Challenge
Without the images, write out all of the following entries exactly.

╭─ Data in this exercise

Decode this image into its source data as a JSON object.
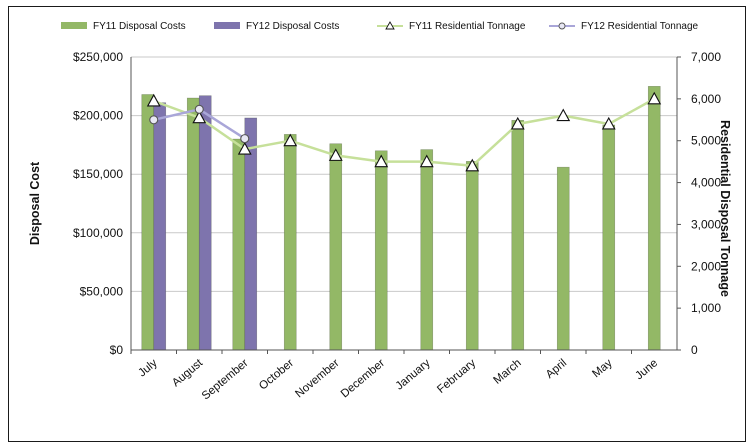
{
  "chart_data": {
    "type": "bar",
    "title": "",
    "categories": [
      "July",
      "August",
      "September",
      "October",
      "November",
      "December",
      "January",
      "February",
      "March",
      "April",
      "May",
      "June"
    ],
    "bar_series": [
      {
        "name": "FY11 Disposal Costs",
        "color": "#93b866",
        "values": [
          218000,
          215000,
          180000,
          184000,
          176000,
          170000,
          171000,
          161000,
          196000,
          156000,
          192000,
          225000
        ]
      },
      {
        "name": "FY12 Disposal Costs",
        "color": "#7e74ad",
        "values": [
          211000,
          217000,
          198000,
          null,
          null,
          null,
          null,
          null,
          null,
          null,
          null,
          null
        ]
      }
    ],
    "line_series": [
      {
        "name": "FY11 Residential Tonnage",
        "color": "#c6e09a",
        "marker": "triangle",
        "values": [
          5950,
          5550,
          4800,
          5000,
          4650,
          4500,
          4500,
          4400,
          5400,
          5600,
          5400,
          6000
        ]
      },
      {
        "name": "FY12 Residential Tonnage",
        "color": "#a9a6d8",
        "marker": "circle",
        "values": [
          5500,
          5750,
          5050,
          null,
          null,
          null,
          null,
          null,
          null,
          null,
          null,
          null
        ]
      }
    ],
    "ylabel": "Disposal Cost",
    "y2label": "Residential Disposal Tonnage",
    "ylim": [
      0,
      250000
    ],
    "y2lim": [
      0,
      7000
    ],
    "y_ticks": [
      "$0",
      "$50,000",
      "$100,000",
      "$150,000",
      "$200,000",
      "$250,000"
    ],
    "y2_ticks": [
      "0",
      "1,000",
      "2,000",
      "3,000",
      "4,000",
      "5,000",
      "6,000",
      "7,000"
    ],
    "grid": true,
    "legend_position": "top"
  }
}
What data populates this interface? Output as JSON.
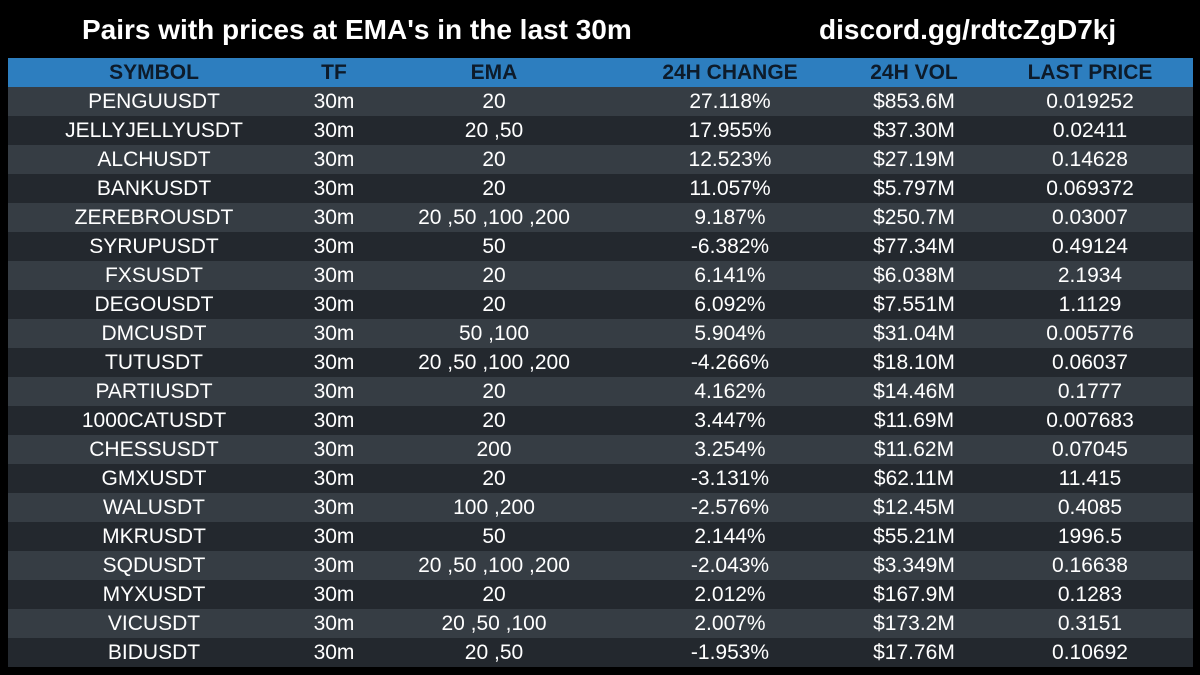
{
  "header": {
    "title": "Pairs with prices at EMA's in the last 30m",
    "link": "discord.gg/rdtcZgD7kj"
  },
  "table": {
    "columns": [
      "SYMBOL",
      "TF",
      "EMA",
      "24H CHANGE",
      "24H VOL",
      "LAST PRICE"
    ],
    "rows": [
      [
        "PENGUUSDT",
        "30m",
        "20",
        "27.118%",
        "$853.6M",
        "0.019252"
      ],
      [
        "JELLYJELLYUSDT",
        "30m",
        "20 ,50",
        "17.955%",
        "$37.30M",
        "0.02411"
      ],
      [
        "ALCHUSDT",
        "30m",
        "20",
        "12.523%",
        "$27.19M",
        "0.14628"
      ],
      [
        "BANKUSDT",
        "30m",
        "20",
        "11.057%",
        "$5.797M",
        "0.069372"
      ],
      [
        "ZEREBROUSDT",
        "30m",
        "20 ,50 ,100 ,200",
        "9.187%",
        "$250.7M",
        "0.03007"
      ],
      [
        "SYRUPUSDT",
        "30m",
        "50",
        "-6.382%",
        "$77.34M",
        "0.49124"
      ],
      [
        "FXSUSDT",
        "30m",
        "20",
        "6.141%",
        "$6.038M",
        "2.1934"
      ],
      [
        "DEGOUSDT",
        "30m",
        "20",
        "6.092%",
        "$7.551M",
        "1.1129"
      ],
      [
        "DMCUSDT",
        "30m",
        "50 ,100",
        "5.904%",
        "$31.04M",
        "0.005776"
      ],
      [
        "TUTUSDT",
        "30m",
        "20 ,50 ,100 ,200",
        "-4.266%",
        "$18.10M",
        "0.06037"
      ],
      [
        "PARTIUSDT",
        "30m",
        "20",
        "4.162%",
        "$14.46M",
        "0.1777"
      ],
      [
        "1000CATUSDT",
        "30m",
        "20",
        "3.447%",
        "$11.69M",
        "0.007683"
      ],
      [
        "CHESSUSDT",
        "30m",
        "200",
        "3.254%",
        "$11.62M",
        "0.07045"
      ],
      [
        "GMXUSDT",
        "30m",
        "20",
        "-3.131%",
        "$62.11M",
        "11.415"
      ],
      [
        "WALUSDT",
        "30m",
        "100 ,200",
        "-2.576%",
        "$12.45M",
        "0.4085"
      ],
      [
        "MKRUSDT",
        "30m",
        "50",
        "2.144%",
        "$55.21M",
        "1996.5"
      ],
      [
        "SQDUSDT",
        "30m",
        "20 ,50 ,100 ,200",
        "-2.043%",
        "$3.349M",
        "0.16638"
      ],
      [
        "MYXUSDT",
        "30m",
        "20",
        "2.012%",
        "$167.9M",
        "0.1283"
      ],
      [
        "VICUSDT",
        "30m",
        "20 ,50 ,100",
        "2.007%",
        "$173.2M",
        "0.3151"
      ],
      [
        "BIDUSDT",
        "30m",
        "20 ,50",
        "-1.953%",
        "$17.76M",
        "0.10692"
      ]
    ]
  },
  "colors": {
    "background": "#000000",
    "header_bar": "#2d7ebf",
    "row_odd": "#363d44",
    "row_even": "#23282e"
  }
}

╰─

Problem solution
Decode this image into its source data as a JSON object.
{
  "chart_data": {
    "type": "bar",
    "title": "",
    "categories": [
      "July",
      "August",
      "September",
      "October",
      "November",
      "December",
      "January",
      "February",
      "March",
      "April",
      "May",
      "June"
    ],
    "bar_series": [
      {
        "name": "FY11 Disposal Costs",
        "color": "#93b866",
        "values": [
          218000,
          215000,
          180000,
          184000,
          176000,
          170000,
          171000,
          161000,
          196000,
          156000,
          192000,
          225000
        ]
      },
      {
        "name": "FY12 Disposal Costs",
        "color": "#7e74ad",
        "values": [
          211000,
          217000,
          198000,
          null,
          null,
          null,
          null,
          null,
          null,
          null,
          null,
          null
        ]
      }
    ],
    "line_series": [
      {
        "name": "FY11 Residential Tonnage",
        "color": "#c6e09a",
        "marker": "triangle",
        "values": [
          5950,
          5550,
          4800,
          5000,
          4650,
          4500,
          4500,
          4400,
          5400,
          5600,
          5400,
          6000
        ]
      },
      {
        "name": "FY12 Residential Tonnage",
        "color": "#a9a6d8",
        "marker": "circle",
        "values": [
          5500,
          5750,
          5050,
          null,
          null,
          null,
          null,
          null,
          null,
          null,
          null,
          null
        ]
      }
    ],
    "ylabel": "Disposal Cost",
    "y2label": "Residential Disposal Tonnage",
    "ylim": [
      0,
      250000
    ],
    "y2lim": [
      0,
      7000
    ],
    "y_ticks": [
      "$0",
      "$50,000",
      "$100,000",
      "$150,000",
      "$200,000",
      "$250,000"
    ],
    "y2_ticks": [
      "0",
      "1,000",
      "2,000",
      "3,000",
      "4,000",
      "5,000",
      "6,000",
      "7,000"
    ],
    "grid": true,
    "legend_position": "top"
  }
}
What data populates this interface? Output as JSON.
{
  "header": {
    "title": "Pairs with prices at EMA's in the last 30m",
    "link": "discord.gg/rdtcZgD7kj"
  },
  "table": {
    "columns": [
      "SYMBOL",
      "TF",
      "EMA",
      "24H CHANGE",
      "24H VOL",
      "LAST PRICE"
    ],
    "rows": [
      [
        "PENGUUSDT",
        "30m",
        "20",
        "27.118%",
        "$853.6M",
        "0.019252"
      ],
      [
        "JELLYJELLYUSDT",
        "30m",
        "20 ,50",
        "17.955%",
        "$37.30M",
        "0.02411"
      ],
      [
        "ALCHUSDT",
        "30m",
        "20",
        "12.523%",
        "$27.19M",
        "0.14628"
      ],
      [
        "BANKUSDT",
        "30m",
        "20",
        "11.057%",
        "$5.797M",
        "0.069372"
      ],
      [
        "ZEREBROUSDT",
        "30m",
        "20 ,50 ,100 ,200",
        "9.187%",
        "$250.7M",
        "0.03007"
      ],
      [
        "SYRUPUSDT",
        "30m",
        "50",
        "-6.382%",
        "$77.34M",
        "0.49124"
      ],
      [
        "FXSUSDT",
        "30m",
        "20",
        "6.141%",
        "$6.038M",
        "2.1934"
      ],
      [
        "DEGOUSDT",
        "30m",
        "20",
        "6.092%",
        "$7.551M",
        "1.1129"
      ],
      [
        "DMCUSDT",
        "30m",
        "50 ,100",
        "5.904%",
        "$31.04M",
        "0.005776"
      ],
      [
        "TUTUSDT",
        "30m",
        "20 ,50 ,100 ,200",
        "-4.266%",
        "$18.10M",
        "0.06037"
      ],
      [
        "PARTIUSDT",
        "30m",
        "20",
        "4.162%",
        "$14.46M",
        "0.1777"
      ],
      [
        "1000CATUSDT",
        "30m",
        "20",
        "3.447%",
        "$11.69M",
        "0.007683"
      ],
      [
        "CHESSUSDT",
        "30m",
        "200",
        "3.254%",
        "$11.62M",
        "0.07045"
      ],
      [
        "GMXUSDT",
        "30m",
        "20",
        "-3.131%",
        "$62.11M",
        "11.415"
      ],
      [
        "WALUSDT",
        "30m",
        "100 ,200",
        "-2.576%",
        "$12.45M",
        "0.4085"
      ],
      [
        "MKRUSDT",
        "30m",
        "50",
        "2.144%",
        "$55.21M",
        "1996.5"
      ],
      [
        "SQDUSDT",
        "30m",
        "20 ,50 ,100 ,200",
        "-2.043%",
        "$3.349M",
        "0.16638"
      ],
      [
        "MYXUSDT",
        "30m",
        "20",
        "2.012%",
        "$167.9M",
        "0.1283"
      ],
      [
        "VICUSDT",
        "30m",
        "20 ,50 ,100",
        "2.007%",
        "$173.2M",
        "0.3151"
      ],
      [
        "BIDUSDT",
        "30m",
        "20 ,50",
        "-1.953%",
        "$17.76M",
        "0.10692"
      ]
    ]
  },
  "colors": {
    "background": "#000000",
    "header_bar": "#2d7ebf",
    "row_odd": "#363d44",
    "row_even": "#23282e"
  }
}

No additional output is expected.